[start]
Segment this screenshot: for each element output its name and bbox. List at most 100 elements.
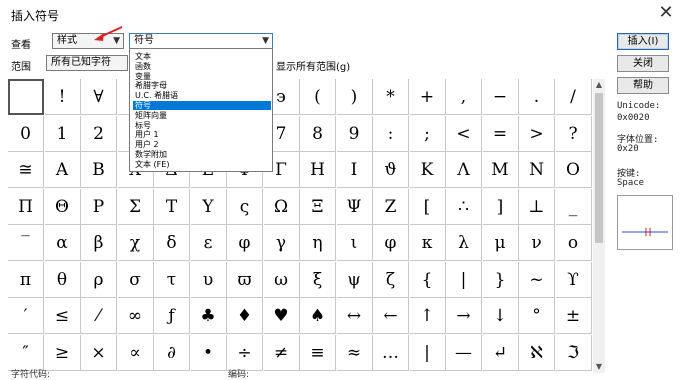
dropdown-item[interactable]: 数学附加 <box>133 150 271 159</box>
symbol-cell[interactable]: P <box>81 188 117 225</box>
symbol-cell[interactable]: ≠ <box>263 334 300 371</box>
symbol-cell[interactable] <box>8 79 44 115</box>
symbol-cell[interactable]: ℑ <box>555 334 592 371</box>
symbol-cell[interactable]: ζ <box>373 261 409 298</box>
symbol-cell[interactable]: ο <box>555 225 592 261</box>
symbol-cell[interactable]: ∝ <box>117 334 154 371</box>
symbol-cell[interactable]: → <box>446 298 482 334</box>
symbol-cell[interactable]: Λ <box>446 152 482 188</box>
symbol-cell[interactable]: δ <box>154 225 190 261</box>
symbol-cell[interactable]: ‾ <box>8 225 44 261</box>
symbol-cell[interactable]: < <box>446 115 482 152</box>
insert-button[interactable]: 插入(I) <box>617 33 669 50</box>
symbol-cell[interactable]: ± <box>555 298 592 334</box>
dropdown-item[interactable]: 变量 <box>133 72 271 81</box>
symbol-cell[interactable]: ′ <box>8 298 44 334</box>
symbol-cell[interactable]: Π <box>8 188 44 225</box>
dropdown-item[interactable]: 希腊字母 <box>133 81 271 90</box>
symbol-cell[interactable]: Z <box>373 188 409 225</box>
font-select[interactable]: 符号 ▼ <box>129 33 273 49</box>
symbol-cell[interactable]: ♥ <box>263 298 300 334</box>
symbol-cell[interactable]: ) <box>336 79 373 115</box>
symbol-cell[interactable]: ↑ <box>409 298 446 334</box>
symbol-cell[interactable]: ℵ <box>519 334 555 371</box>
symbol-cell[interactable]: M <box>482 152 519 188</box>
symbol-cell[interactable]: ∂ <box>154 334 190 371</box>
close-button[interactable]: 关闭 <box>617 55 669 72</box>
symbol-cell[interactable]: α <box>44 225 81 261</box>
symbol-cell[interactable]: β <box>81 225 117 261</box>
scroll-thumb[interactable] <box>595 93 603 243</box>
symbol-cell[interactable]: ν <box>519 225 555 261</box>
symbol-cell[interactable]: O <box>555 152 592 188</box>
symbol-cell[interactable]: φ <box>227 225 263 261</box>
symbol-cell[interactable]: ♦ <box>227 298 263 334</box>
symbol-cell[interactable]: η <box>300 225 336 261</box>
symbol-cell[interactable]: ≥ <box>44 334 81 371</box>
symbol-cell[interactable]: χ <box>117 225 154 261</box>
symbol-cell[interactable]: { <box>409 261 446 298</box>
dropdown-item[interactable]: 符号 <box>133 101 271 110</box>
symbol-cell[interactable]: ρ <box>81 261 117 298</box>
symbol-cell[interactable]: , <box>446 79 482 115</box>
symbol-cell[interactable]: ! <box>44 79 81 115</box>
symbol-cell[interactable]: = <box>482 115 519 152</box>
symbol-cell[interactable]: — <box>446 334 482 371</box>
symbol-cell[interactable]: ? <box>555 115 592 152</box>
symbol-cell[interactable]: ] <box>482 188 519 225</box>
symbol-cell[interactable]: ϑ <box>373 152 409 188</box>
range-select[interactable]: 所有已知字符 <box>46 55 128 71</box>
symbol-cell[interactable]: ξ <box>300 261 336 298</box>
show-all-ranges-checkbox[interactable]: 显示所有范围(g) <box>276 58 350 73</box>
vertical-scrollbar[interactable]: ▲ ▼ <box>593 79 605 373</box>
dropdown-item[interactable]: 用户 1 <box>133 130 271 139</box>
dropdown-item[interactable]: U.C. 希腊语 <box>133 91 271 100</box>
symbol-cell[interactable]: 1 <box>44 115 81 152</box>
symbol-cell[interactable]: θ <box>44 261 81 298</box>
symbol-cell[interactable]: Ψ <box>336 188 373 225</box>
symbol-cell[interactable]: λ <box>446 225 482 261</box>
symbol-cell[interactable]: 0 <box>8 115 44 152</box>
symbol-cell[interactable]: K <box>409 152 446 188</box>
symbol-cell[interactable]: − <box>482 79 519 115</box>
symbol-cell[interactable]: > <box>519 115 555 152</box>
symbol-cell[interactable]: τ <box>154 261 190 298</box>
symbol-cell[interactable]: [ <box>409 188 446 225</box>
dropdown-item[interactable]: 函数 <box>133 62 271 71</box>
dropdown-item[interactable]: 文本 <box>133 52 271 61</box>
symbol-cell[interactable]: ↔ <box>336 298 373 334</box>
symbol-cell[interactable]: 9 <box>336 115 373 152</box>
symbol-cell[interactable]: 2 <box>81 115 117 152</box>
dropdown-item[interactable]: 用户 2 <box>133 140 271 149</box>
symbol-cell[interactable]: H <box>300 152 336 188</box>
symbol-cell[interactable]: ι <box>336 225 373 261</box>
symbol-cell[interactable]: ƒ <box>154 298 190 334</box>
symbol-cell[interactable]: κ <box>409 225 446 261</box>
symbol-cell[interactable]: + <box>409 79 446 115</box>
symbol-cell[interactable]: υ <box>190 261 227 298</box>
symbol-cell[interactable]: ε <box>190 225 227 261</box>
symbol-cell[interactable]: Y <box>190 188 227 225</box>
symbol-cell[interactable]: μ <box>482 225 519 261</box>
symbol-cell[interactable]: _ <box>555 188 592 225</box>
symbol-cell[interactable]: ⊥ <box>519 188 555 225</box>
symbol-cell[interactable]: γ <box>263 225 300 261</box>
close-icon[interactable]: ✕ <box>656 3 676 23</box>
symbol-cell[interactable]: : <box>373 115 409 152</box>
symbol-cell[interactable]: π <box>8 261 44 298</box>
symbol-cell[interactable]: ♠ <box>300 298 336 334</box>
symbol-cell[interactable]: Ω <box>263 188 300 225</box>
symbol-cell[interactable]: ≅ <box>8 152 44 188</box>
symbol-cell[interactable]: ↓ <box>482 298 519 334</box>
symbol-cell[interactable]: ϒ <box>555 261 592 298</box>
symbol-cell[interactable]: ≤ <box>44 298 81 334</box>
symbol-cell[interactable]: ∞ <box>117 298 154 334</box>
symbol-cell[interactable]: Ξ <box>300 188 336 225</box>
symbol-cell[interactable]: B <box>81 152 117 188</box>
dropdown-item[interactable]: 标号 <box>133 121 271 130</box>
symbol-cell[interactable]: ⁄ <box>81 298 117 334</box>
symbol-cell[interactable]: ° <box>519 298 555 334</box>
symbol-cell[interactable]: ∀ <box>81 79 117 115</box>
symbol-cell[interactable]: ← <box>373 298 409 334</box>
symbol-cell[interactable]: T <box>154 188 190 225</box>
[end]
[start]
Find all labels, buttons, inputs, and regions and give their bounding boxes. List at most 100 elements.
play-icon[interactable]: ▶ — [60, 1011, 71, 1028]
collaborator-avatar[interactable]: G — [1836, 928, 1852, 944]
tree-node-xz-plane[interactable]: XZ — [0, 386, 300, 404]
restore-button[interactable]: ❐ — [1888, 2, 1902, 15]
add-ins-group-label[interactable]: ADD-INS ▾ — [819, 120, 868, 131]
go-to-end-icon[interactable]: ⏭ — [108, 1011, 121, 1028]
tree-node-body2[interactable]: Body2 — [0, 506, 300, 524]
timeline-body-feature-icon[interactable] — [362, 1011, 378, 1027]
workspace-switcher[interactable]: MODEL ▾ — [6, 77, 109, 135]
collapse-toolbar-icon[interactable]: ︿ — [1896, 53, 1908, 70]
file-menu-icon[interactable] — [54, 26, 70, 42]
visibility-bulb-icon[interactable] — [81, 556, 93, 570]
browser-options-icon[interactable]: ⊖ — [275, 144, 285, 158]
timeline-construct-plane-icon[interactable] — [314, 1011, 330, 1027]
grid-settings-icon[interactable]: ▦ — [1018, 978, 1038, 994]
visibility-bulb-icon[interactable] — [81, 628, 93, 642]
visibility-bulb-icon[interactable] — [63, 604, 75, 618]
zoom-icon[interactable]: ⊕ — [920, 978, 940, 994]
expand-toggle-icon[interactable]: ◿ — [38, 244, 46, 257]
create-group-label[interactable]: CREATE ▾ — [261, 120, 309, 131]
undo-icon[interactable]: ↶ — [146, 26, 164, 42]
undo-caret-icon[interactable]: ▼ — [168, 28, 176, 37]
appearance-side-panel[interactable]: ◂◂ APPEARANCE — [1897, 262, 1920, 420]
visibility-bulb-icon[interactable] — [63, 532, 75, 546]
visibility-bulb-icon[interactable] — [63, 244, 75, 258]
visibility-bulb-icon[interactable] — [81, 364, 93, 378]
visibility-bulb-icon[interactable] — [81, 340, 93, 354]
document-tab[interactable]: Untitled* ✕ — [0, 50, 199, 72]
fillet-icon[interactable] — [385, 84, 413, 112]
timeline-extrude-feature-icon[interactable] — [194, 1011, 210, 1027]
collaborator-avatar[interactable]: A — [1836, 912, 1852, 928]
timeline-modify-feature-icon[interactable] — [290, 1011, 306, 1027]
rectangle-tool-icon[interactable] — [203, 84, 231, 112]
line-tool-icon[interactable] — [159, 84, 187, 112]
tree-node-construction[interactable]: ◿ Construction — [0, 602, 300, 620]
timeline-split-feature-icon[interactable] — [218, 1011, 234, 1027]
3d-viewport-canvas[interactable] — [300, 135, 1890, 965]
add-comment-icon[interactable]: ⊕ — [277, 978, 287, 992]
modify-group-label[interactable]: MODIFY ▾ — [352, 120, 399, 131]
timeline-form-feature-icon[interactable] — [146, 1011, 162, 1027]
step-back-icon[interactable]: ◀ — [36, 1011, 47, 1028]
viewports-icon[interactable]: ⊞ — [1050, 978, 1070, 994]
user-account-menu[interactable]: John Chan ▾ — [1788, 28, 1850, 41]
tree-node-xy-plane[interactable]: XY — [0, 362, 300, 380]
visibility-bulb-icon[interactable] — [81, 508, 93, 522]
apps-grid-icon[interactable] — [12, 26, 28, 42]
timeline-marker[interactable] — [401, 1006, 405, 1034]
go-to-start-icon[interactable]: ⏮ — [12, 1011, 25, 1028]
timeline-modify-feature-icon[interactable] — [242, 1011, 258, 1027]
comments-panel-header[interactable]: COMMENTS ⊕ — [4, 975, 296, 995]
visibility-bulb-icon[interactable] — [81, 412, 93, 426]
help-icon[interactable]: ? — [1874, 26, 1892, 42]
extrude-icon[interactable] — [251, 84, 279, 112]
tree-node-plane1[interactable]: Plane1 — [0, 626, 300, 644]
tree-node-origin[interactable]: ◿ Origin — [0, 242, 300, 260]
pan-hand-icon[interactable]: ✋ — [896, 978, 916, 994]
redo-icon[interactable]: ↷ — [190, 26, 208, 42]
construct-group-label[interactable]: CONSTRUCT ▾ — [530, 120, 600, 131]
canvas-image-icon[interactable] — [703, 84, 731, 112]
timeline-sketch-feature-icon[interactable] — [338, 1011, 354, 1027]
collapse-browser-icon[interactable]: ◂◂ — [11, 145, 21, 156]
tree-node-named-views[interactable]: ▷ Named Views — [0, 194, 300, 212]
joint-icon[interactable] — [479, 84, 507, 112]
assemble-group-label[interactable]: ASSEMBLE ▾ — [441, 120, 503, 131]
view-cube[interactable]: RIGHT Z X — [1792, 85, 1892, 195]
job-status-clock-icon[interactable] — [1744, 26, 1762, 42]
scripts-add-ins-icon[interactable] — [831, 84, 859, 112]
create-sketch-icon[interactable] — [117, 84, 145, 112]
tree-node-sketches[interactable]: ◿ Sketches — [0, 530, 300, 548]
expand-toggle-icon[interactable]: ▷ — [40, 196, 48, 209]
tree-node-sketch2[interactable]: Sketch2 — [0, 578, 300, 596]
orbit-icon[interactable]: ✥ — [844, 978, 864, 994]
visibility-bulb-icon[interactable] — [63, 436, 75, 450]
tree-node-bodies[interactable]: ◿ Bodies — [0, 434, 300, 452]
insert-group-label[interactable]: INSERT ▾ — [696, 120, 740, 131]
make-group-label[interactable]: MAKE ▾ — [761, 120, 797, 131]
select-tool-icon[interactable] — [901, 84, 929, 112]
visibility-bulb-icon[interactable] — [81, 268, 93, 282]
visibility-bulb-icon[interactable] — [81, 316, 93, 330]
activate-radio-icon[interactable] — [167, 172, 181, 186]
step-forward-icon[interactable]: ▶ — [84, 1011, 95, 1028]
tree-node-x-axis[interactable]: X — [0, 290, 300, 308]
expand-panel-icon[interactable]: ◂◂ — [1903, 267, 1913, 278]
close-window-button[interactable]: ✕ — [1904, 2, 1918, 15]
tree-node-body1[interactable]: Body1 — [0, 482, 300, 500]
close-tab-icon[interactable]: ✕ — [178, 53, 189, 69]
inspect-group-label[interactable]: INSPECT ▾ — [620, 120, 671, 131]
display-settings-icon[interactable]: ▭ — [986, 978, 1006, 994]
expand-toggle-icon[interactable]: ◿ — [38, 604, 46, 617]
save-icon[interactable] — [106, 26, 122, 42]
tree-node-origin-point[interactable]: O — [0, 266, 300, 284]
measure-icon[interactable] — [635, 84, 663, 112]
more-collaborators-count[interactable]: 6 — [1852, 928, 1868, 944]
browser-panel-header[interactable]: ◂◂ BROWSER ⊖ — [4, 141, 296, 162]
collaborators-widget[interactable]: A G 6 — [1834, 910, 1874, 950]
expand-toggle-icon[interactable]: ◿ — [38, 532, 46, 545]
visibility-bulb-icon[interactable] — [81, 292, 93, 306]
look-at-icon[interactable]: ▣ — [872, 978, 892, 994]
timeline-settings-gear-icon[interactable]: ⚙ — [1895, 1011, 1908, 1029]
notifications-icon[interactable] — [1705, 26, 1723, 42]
[end]
GIVEN REQUEST: Format the entries as a numbered list, starting with the line that contains "Find all labels, buttons, inputs, and" and going on through the line that contains "fillet-icon[interactable] — [385, 84, 413, 112]", and leave out any blank lines.

THE COMPLETED TASK:
1. Find all labels, buttons, inputs, and regions and give their bounding boxes. List at most 100 elements.
2. play-icon[interactable]: ▶ — [60, 1011, 71, 1028]
3. collaborator-avatar[interactable]: G — [1836, 928, 1852, 944]
4. tree-node-xz-plane[interactable]: XZ — [0, 386, 300, 404]
5. restore-button[interactable]: ❐ — [1888, 2, 1902, 15]
6. add-ins-group-label[interactable]: ADD-INS ▾ — [819, 120, 868, 131]
7. go-to-end-icon[interactable]: ⏭ — [108, 1011, 121, 1028]
8. tree-node-body2[interactable]: Body2 — [0, 506, 300, 524]
9. timeline-body-feature-icon[interactable] — [362, 1011, 378, 1027]
10. workspace-switcher[interactable]: MODEL ▾ — [6, 77, 109, 135]
11. collapse-toolbar-icon[interactable]: ︿ — [1896, 53, 1908, 70]
12. file-menu-icon[interactable] — [54, 26, 70, 42]
13. visibility-bulb-icon[interactable] — [81, 556, 93, 570]
14. browser-options-icon[interactable]: ⊖ — [275, 144, 285, 158]
15. timeline-construct-plane-icon[interactable] — [314, 1011, 330, 1027]
16. grid-settings-icon[interactable]: ▦ — [1018, 978, 1038, 994]
17. visibility-bulb-icon[interactable] — [81, 628, 93, 642]
18. visibility-bulb-icon[interactable] — [63, 604, 75, 618]
19. zoom-icon[interactable]: ⊕ — [920, 978, 940, 994]
20. expand-toggle-icon[interactable]: ◿ — [38, 244, 46, 257]
21. create-group-label[interactable]: CREATE ▾ — [261, 120, 309, 131]
22. undo-icon[interactable]: ↶ — [146, 26, 164, 42]
23. undo-caret-icon[interactable]: ▼ — [168, 28, 176, 37]
24. appearance-side-panel[interactable]: ◂◂ APPEARANCE — [1897, 262, 1920, 420]
25. visibility-bulb-icon[interactable] — [63, 532, 75, 546]
26. visibility-bulb-icon[interactable] — [63, 244, 75, 258]
27. visibility-bulb-icon[interactable] — [81, 364, 93, 378]
28. visibility-bulb-icon[interactable] — [81, 340, 93, 354]
29. document-tab[interactable]: Untitled* ✕ — [0, 50, 199, 72]
30. fillet-icon[interactable] — [385, 84, 413, 112]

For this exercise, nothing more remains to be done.